STATED GOAL: Below is some material; set it all down exactly, apart from the pictures.

━━ RECORDS FOR THE EXERCISE

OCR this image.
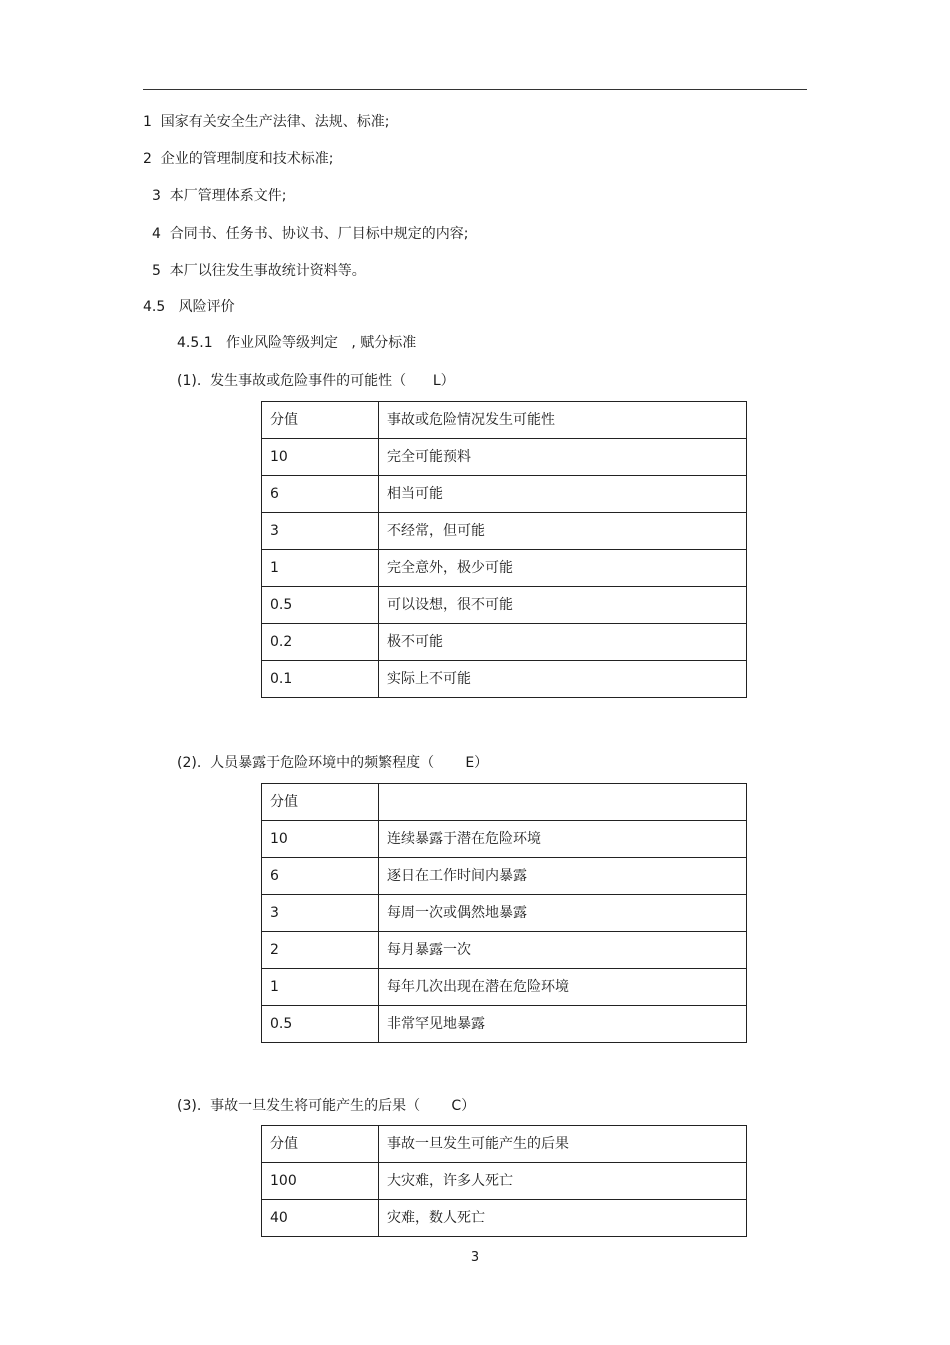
1  国家有关安全生产法律、法规、标准;
2  企业的管理制度和技术标准;
3  本厂管理体系文件;
4  合同书、任务书、协议书、厂目标中规定的内容;
5  本厂以往发生事故统计资料等。
4.5   风险评价
4.5.1   作业风险等级判定   , 赋分标准
(1).  发生事故或危险事件的可能性（      L）
分值	事故或危险情况发生可能性
10	完全可能预料
6	相当可能
3	不经常，但可能
1	完全意外，极少可能
0.5	可以设想，很不可能
0.2	极不可能
0.1	实际上不可能
(2).  人员暴露于危险环境中的频繁程度（       E）
分值	
10	连续暴露于潜在危险环境
6	逐日在工作时间内暴露
3	每周一次或偶然地暴露
2	每月暴露一次
1	每年几次出现在潜在危险环境
0.5	非常罕见地暴露
(3).  事故一旦发生将可能产生的后果（       C）
分值	事故一旦发生可能产生的后果
100	大灾难，许多人死亡
40	灾难，数人死亡
3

━━━━

ANSWER BELOW:
OCR this image.
1  国家有关安全生产法律、法规、标准;
2  企业的管理制度和技术标准;
3  本厂管理体系文件;
4  合同书、任务书、协议书、厂目标中规定的内容;
5  本厂以往发生事故统计资料等。
4.5   风险评价
4.5.1   作业风险等级判定   , 赋分标准
(1).  发生事故或危险事件的可能性（      L）
分值	事故或危险情况发生可能性
10	完全可能预料
6	相当可能
3	不经常，但可能
1	完全意外，极少可能
0.5	可以设想，很不可能
0.2	极不可能
0.1	实际上不可能
(2).  人员暴露于危险环境中的频繁程度（       E）
分值	
10	连续暴露于潜在危险环境
6	逐日在工作时间内暴露
3	每周一次或偶然地暴露
2	每月暴露一次
1	每年几次出现在潜在危险环境
0.5	非常罕见地暴露
(3).  事故一旦发生将可能产生的后果（       C）
分值	事故一旦发生可能产生的后果
100	大灾难，许多人死亡
40	灾难，数人死亡
3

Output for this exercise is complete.